**What you have to do**
Search the records below for the word "passwords" and show every line where it occurs.

**Given data**
-- -- --

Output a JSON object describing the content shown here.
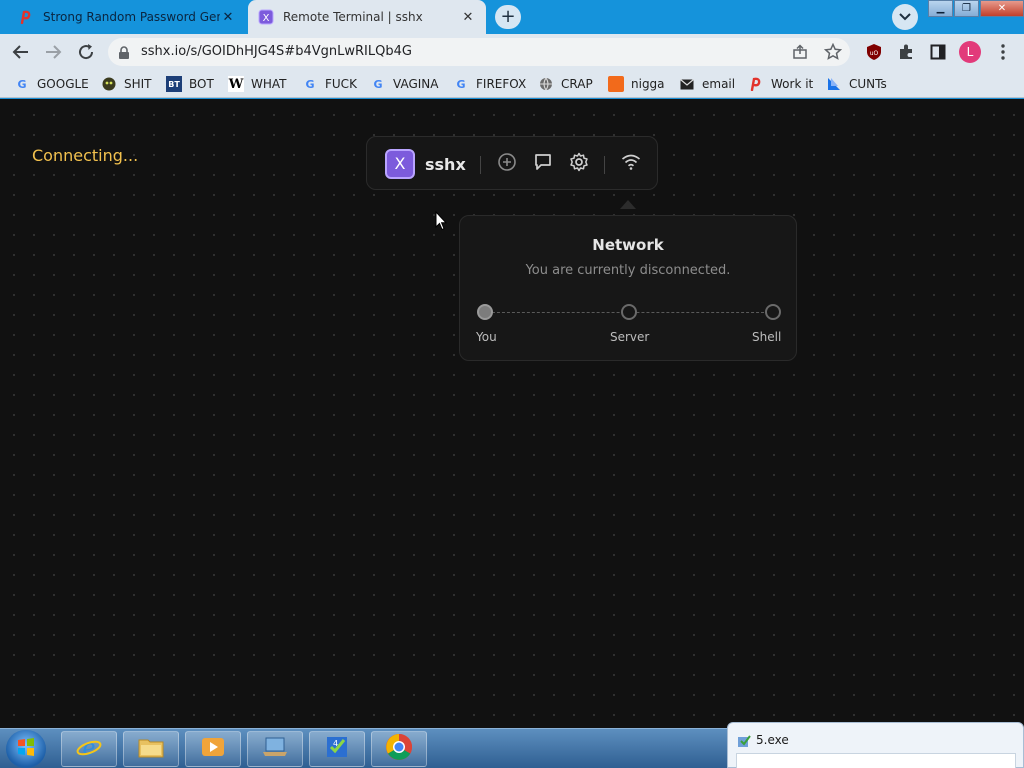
{
  "tabs": [
    {
      "title": "Strong Random Password Generator",
      "favicon": "passwords-logo-icon",
      "active": false
    },
    {
      "title": "Remote Terminal | sshx",
      "favicon": "sshx-logo-icon",
      "active": true
    }
  ],
  "toolbar": {
    "url": "sshx.io/s/GOIDhHJG4S#b4VgnLwRILQb4G",
    "avatar_letter": "L"
  },
  "bookmarks": [
    {
      "label": "GOOGLE",
      "icon": "google-icon"
    },
    {
      "label": "SHIT",
      "icon": "bot-icon"
    },
    {
      "label": "BOT",
      "icon": "bt-icon"
    },
    {
      "label": "WHAT",
      "icon": "w-icon"
    },
    {
      "label": "FUCK",
      "icon": "google-icon"
    },
    {
      "label": "VAGINA",
      "icon": "google-icon"
    },
    {
      "label": "FIREFOX",
      "icon": "google-icon"
    },
    {
      "label": "CRAP",
      "icon": "globe-icon"
    },
    {
      "label": "nigga",
      "icon": "soundcloud-icon"
    },
    {
      "label": "email",
      "icon": "mail-icon"
    },
    {
      "label": "Work it",
      "icon": "passwords-logo-icon"
    },
    {
      "label": "CUNTs",
      "icon": "flag-icon"
    }
  ],
  "page": {
    "status": "Connecting...",
    "app_name": "sshx",
    "logo_letter": "X"
  },
  "network": {
    "title": "Network",
    "subtitle": "You are currently disconnected.",
    "nodes": [
      "You",
      "Server",
      "Shell"
    ]
  },
  "taskbar": {
    "popup_title": "5.exe"
  }
}
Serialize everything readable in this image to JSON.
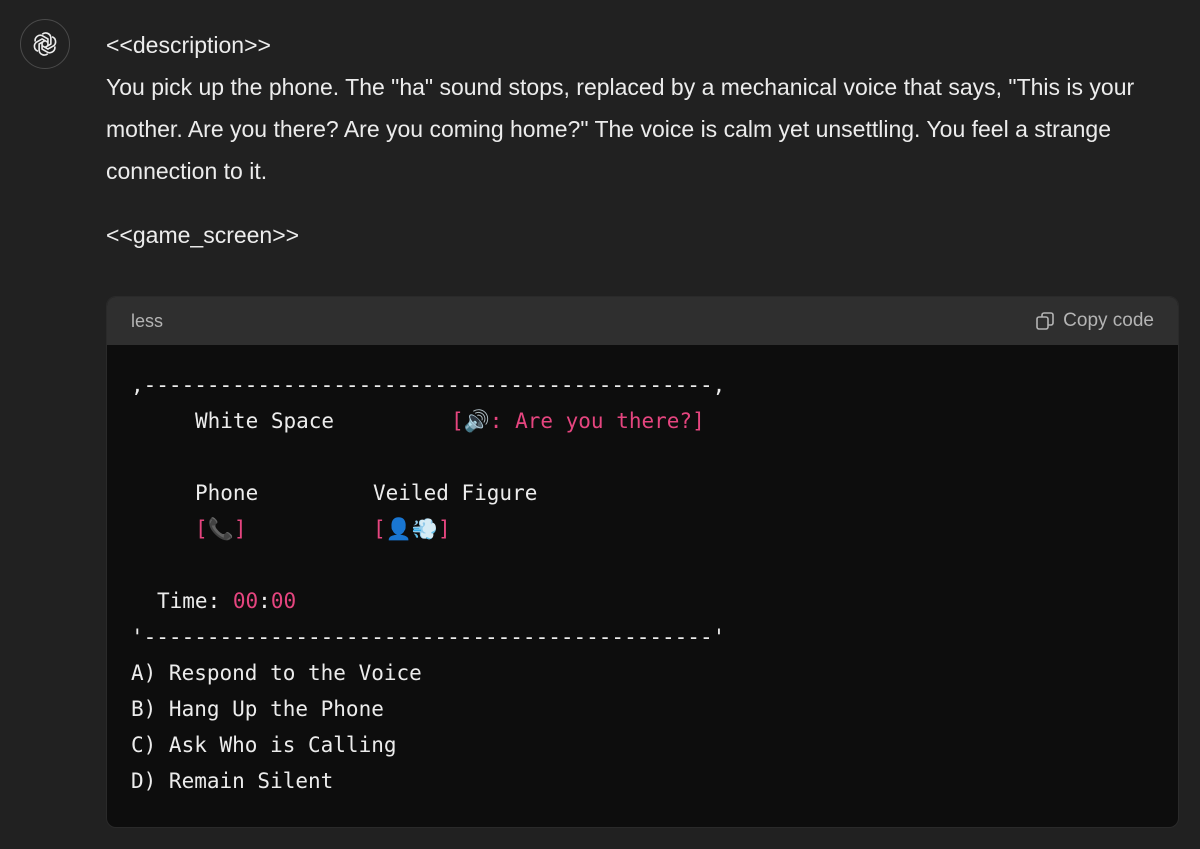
{
  "message": {
    "description_tag": "<<description>>",
    "description_text": "You pick up the phone. The \"ha\" sound stops, replaced by a mechanical voice that says, \"This is your mother. Are you there? Are you coming home?\" The voice is calm yet unsettling. You feel a strange connection to it.",
    "game_screen_tag": "<<game_screen>>"
  },
  "code_block": {
    "language": "less",
    "copy_label": "Copy code",
    "border_top": ",---------------------------------------------,",
    "location": "White Space",
    "voice_label": "[🔊: Are you there?]",
    "item1_name": "Phone",
    "item2_name": "Veiled Figure",
    "item1_icon_open": "[",
    "item1_icon": "📞",
    "item1_icon_close": "]",
    "item2_icon_open": "[",
    "item2_icon": "👤💨",
    "item2_icon_close": "]",
    "time_label": "Time: ",
    "time_hours": "00",
    "time_sep": ":",
    "time_minutes": "00",
    "border_bottom": "'---------------------------------------------'",
    "options": [
      "A) Respond to the Voice",
      "B) Hang Up the Phone",
      "C) Ask Who is Calling",
      "D) Remain Silent"
    ]
  },
  "colors": {
    "background": "#212121",
    "code_background": "#0d0d0d",
    "code_header": "#2f2f2f",
    "accent_pink": "#e5457f"
  },
  "icons": {
    "avatar": "openai-logo-icon",
    "copy": "copy-icon"
  }
}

-- -- --

**Exercise solution**
      "favicon": "passwords-logo-icon",
      "icon": "passwords-logo-icon"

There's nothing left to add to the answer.